**What this task involves**
Retype every record exactly. Leave the pictures out.

==*==

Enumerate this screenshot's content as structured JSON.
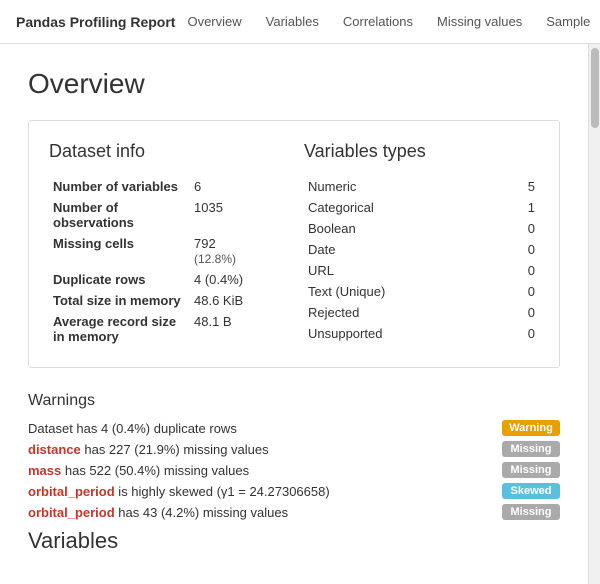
{
  "header": {
    "title": "Pandas Profiling Report",
    "nav": [
      {
        "label": "Overview",
        "id": "nav-overview"
      },
      {
        "label": "Variables",
        "id": "nav-variables"
      },
      {
        "label": "Correlations",
        "id": "nav-correlations"
      },
      {
        "label": "Missing values",
        "id": "nav-missing-values"
      },
      {
        "label": "Sample",
        "id": "nav-sample"
      }
    ]
  },
  "page": {
    "title": "Overview"
  },
  "dataset_info": {
    "section_title": "Dataset info",
    "rows": [
      {
        "label": "Number of variables",
        "value": "6"
      },
      {
        "label": "Number of observations",
        "value": "1035"
      },
      {
        "label": "Missing cells",
        "value": "792",
        "subtext": "(12.8%)"
      },
      {
        "label": "Duplicate rows",
        "value": "4 (0.4%)"
      },
      {
        "label": "Total size in memory",
        "value": "48.6 KiB"
      },
      {
        "label": "Average record size in memory",
        "value": "48.1 B"
      }
    ]
  },
  "variables_types": {
    "section_title": "Variables types",
    "rows": [
      {
        "label": "Numeric",
        "value": "5"
      },
      {
        "label": "Categorical",
        "value": "1"
      },
      {
        "label": "Boolean",
        "value": "0"
      },
      {
        "label": "Date",
        "value": "0"
      },
      {
        "label": "URL",
        "value": "0"
      },
      {
        "label": "Text (Unique)",
        "value": "0"
      },
      {
        "label": "Rejected",
        "value": "0"
      },
      {
        "label": "Unsupported",
        "value": "0"
      }
    ]
  },
  "warnings": {
    "title": "Warnings",
    "items": [
      {
        "text_before": "Dataset has 4 (0.4%) duplicate rows",
        "var": "",
        "text_after": "",
        "badge": "Warning",
        "badge_class": "badge-warning"
      },
      {
        "text_before": "",
        "var": "distance",
        "text_after": " has 227 (21.9%) missing values",
        "badge": "Missing",
        "badge_class": "badge-missing"
      },
      {
        "text_before": "",
        "var": "mass",
        "text_after": " has 522 (50.4%) missing values",
        "badge": "Missing",
        "badge_class": "badge-missing"
      },
      {
        "text_before": "",
        "var": "orbital_period",
        "text_after": " is highly skewed (γ1 = 24.27306658)",
        "badge": "Skewed",
        "badge_class": "badge-skewed"
      },
      {
        "text_before": "",
        "var": "orbital_period",
        "text_after": " has 43 (4.2%) missing values",
        "badge": "Missing",
        "badge_class": "badge-missing"
      }
    ]
  },
  "variables_section": {
    "title": "Variables"
  }
}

==*==

**Your response**
Enumerate this screenshot's content as structured JSON.
{
  "header": {
    "title": "Pandas Profiling Report",
    "nav": [
      {
        "label": "Overview",
        "id": "nav-overview"
      },
      {
        "label": "Variables",
        "id": "nav-variables"
      },
      {
        "label": "Correlations",
        "id": "nav-correlations"
      },
      {
        "label": "Missing values",
        "id": "nav-missing-values"
      },
      {
        "label": "Sample",
        "id": "nav-sample"
      }
    ]
  },
  "page": {
    "title": "Overview"
  },
  "dataset_info": {
    "section_title": "Dataset info",
    "rows": [
      {
        "label": "Number of variables",
        "value": "6"
      },
      {
        "label": "Number of observations",
        "value": "1035"
      },
      {
        "label": "Missing cells",
        "value": "792",
        "subtext": "(12.8%)"
      },
      {
        "label": "Duplicate rows",
        "value": "4 (0.4%)"
      },
      {
        "label": "Total size in memory",
        "value": "48.6 KiB"
      },
      {
        "label": "Average record size in memory",
        "value": "48.1 B"
      }
    ]
  },
  "variables_types": {
    "section_title": "Variables types",
    "rows": [
      {
        "label": "Numeric",
        "value": "5"
      },
      {
        "label": "Categorical",
        "value": "1"
      },
      {
        "label": "Boolean",
        "value": "0"
      },
      {
        "label": "Date",
        "value": "0"
      },
      {
        "label": "URL",
        "value": "0"
      },
      {
        "label": "Text (Unique)",
        "value": "0"
      },
      {
        "label": "Rejected",
        "value": "0"
      },
      {
        "label": "Unsupported",
        "value": "0"
      }
    ]
  },
  "warnings": {
    "title": "Warnings",
    "items": [
      {
        "text_before": "Dataset has 4 (0.4%) duplicate rows",
        "var": "",
        "text_after": "",
        "badge": "Warning",
        "badge_class": "badge-warning"
      },
      {
        "text_before": "",
        "var": "distance",
        "text_after": " has 227 (21.9%) missing values",
        "badge": "Missing",
        "badge_class": "badge-missing"
      },
      {
        "text_before": "",
        "var": "mass",
        "text_after": " has 522 (50.4%) missing values",
        "badge": "Missing",
        "badge_class": "badge-missing"
      },
      {
        "text_before": "",
        "var": "orbital_period",
        "text_after": " is highly skewed (γ1 = 24.27306658)",
        "badge": "Skewed",
        "badge_class": "badge-skewed"
      },
      {
        "text_before": "",
        "var": "orbital_period",
        "text_after": " has 43 (4.2%) missing values",
        "badge": "Missing",
        "badge_class": "badge-missing"
      }
    ]
  },
  "variables_section": {
    "title": "Variables"
  }
}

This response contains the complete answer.